> _PROBLEMA 1_
¿Cómo queda la noticia sobre la visita del Rey a Perú entre "El Rey cerró" y "de línea regular.", ambos incluidos, si cambias "Doña Letizia" por "la Reina"?
> _PROBLEMA 2_
¿Cómo continuarías la noticia sobre la visita del Rey a Perú a partir de su última oración?

> _FRAGMENTO_
#####
Enviada especial a El CallaoActualizado:

El Rey cerró ayer su visita de Estado a Perú en la refinería La Pampilla, donde inauguró las nuevas unidades de Repsol para la producción de combustibles -gasolinas y diesel- de bajo contenido en azufre, lo que contribuye a mejorar la calidad del aire y proteger la salud de las personas. Desde allí, Don Felipe continuó su viaje en el avión oficial hacia la ciudad de Antigua (Guatemala) para asistir a la Cumbre Iberoamericana de jefes de Estado y de Gobierno, mientras que Doña Letizia partió horas antes a Madrid en un avión de línea regular.

La Pampilla, situada en el Callao, es la principal refinería de petróleo de Perú y la única del país que produce diésel con bajo contenido en azufre. Según informó la empresa, con la puesta en marcha de las nuevas unidades de desulfuración de la gasolina, culmina el proceso inversor de 741 millones de dólares (660 millones de euros) para producir combustibles de bajo contenido en azufre de acuerdo con los compromisos asumidos con el Estado por el sector refinero peruano.
#####
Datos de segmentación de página
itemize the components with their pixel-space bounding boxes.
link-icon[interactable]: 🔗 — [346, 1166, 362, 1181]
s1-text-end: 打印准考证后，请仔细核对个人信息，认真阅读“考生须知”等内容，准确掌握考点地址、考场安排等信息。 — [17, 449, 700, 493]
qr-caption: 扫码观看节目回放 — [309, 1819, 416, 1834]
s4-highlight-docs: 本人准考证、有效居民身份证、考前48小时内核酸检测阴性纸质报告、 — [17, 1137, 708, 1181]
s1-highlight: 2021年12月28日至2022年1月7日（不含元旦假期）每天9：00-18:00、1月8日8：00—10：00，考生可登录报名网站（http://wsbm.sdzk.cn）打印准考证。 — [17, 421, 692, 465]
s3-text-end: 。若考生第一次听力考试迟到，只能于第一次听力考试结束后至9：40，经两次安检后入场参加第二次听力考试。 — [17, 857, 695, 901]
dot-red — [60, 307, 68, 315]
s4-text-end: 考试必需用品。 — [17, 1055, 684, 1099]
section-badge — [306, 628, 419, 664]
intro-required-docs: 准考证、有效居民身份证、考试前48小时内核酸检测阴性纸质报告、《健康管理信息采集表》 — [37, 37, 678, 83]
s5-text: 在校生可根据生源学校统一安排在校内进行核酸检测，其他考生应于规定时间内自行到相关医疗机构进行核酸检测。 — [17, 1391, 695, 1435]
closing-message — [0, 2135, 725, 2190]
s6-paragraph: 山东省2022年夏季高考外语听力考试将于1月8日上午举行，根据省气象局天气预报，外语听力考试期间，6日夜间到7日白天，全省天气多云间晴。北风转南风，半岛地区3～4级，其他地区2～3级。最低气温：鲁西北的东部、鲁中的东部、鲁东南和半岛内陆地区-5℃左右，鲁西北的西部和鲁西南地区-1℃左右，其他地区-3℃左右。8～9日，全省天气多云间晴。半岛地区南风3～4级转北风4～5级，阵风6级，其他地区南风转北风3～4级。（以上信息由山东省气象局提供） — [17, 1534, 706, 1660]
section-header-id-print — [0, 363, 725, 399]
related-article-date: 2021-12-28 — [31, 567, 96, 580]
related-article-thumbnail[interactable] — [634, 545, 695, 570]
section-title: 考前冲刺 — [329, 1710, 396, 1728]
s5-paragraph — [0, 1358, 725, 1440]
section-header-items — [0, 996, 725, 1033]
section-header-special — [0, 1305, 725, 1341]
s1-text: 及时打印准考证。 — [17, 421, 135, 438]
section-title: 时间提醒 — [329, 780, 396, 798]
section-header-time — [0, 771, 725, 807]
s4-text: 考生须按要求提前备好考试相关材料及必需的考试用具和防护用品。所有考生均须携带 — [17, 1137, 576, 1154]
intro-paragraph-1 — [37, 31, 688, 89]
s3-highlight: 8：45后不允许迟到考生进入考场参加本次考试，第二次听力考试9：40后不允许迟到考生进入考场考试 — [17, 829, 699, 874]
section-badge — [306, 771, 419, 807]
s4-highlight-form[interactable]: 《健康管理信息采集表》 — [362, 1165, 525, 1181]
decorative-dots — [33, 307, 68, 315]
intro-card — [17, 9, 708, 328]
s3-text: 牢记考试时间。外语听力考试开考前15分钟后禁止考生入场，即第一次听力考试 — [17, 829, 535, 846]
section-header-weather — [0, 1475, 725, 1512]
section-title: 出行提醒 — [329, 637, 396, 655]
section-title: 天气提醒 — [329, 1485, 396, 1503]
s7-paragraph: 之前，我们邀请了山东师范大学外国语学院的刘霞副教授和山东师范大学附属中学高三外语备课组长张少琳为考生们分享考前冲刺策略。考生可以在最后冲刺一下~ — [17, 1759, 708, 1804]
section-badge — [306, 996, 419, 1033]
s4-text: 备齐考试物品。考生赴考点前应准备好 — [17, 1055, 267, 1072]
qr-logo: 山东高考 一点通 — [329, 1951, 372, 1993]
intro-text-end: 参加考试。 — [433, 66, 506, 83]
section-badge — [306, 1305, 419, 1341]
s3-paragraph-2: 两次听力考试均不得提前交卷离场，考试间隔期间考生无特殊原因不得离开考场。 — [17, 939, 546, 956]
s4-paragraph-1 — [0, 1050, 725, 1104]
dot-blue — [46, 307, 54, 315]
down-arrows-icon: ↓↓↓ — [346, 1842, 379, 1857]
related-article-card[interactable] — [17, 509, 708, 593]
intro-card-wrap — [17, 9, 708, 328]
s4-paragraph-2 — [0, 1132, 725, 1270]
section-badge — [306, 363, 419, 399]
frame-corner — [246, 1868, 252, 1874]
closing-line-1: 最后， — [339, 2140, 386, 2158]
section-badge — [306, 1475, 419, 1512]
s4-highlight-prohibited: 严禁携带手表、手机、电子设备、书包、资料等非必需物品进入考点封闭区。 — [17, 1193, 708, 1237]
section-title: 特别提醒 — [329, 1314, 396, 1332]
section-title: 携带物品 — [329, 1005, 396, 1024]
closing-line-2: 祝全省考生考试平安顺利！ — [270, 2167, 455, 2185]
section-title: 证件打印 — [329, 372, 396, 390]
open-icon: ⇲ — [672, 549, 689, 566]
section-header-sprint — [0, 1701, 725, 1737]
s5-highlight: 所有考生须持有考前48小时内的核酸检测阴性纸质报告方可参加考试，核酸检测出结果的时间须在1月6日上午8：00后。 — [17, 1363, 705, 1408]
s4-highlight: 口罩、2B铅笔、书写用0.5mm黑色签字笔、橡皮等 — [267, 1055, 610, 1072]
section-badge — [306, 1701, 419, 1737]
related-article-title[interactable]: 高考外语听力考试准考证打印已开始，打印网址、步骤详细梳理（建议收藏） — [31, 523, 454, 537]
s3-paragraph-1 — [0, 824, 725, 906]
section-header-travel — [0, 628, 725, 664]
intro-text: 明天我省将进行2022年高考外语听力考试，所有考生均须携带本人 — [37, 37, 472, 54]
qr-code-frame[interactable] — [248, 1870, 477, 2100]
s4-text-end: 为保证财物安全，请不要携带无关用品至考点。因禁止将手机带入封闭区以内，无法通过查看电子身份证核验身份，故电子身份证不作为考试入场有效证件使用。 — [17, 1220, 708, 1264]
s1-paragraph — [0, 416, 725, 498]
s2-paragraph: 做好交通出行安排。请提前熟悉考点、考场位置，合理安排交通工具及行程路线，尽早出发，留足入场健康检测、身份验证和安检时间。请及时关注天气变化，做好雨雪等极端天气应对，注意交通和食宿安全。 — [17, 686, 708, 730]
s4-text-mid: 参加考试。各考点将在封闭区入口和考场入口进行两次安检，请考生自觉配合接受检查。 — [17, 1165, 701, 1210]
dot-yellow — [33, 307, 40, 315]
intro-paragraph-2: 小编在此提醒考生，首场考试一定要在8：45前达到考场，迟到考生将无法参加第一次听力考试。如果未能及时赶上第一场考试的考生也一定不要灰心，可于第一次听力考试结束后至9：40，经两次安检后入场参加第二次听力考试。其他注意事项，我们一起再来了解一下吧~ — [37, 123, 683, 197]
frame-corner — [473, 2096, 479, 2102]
#####
> _RESPUESTA 1_
El Rey cerró ayer su visita de Estado a Perú en la refinería La Pampilla, donde inauguró las nuevas unidades de Repsol para la producción de combustibles -gasolinas y diesel- de bajo contenido en azufre, lo que contribuye a mejorar la calidad del aire y proteger la salud de las personas. Desde allí, Don Felipe continuó su viaje en el avión oficial hacia la ciudad de Antigua (Guatemala) para asistir a la Cumbre Iberoamericana de jefes de Estado y de Gobierno, mientras que la Reina partió horas antes a Madrid en un avión de línea regular.

> _RESPUESTA 2_
A su llegada a la refinería, el Monarca fue recibido a pie de coche por el presidente de Repsol, Antonio Brufau, y se dirigió al centro de formación, donde le esperaban el presidente de Perú, Martín Vizcarra; el ministro peruano de Energía y Minas, Francisco Ísmodes; el director ejecutivo de Repsol en Perú, José Manuel Gallego, y el director de la refinería La Pampilla, Luis Felipe Llamas.

Antes de recorrer las instalaciones de la refinería en un microbús, el Rey y el presidente de Perú asistieron a una presentación sobre la implantación de Repsol en este país andino, donde está presente desde hace más de dos décadas. Según los datos facilitados, Repsol produce alrededor del 14 por ciento de los hidrocarburos de Perú y explota el 10 por ciento de las reservas nacionales. Además, tiene una red de 530 estaciones de servicio y participa en el mercado de lubricantes, combustible de aviación y asfaltos. Las inversiones totales de Repsol en Perú son de alrededor de 3.000 millones de dólares.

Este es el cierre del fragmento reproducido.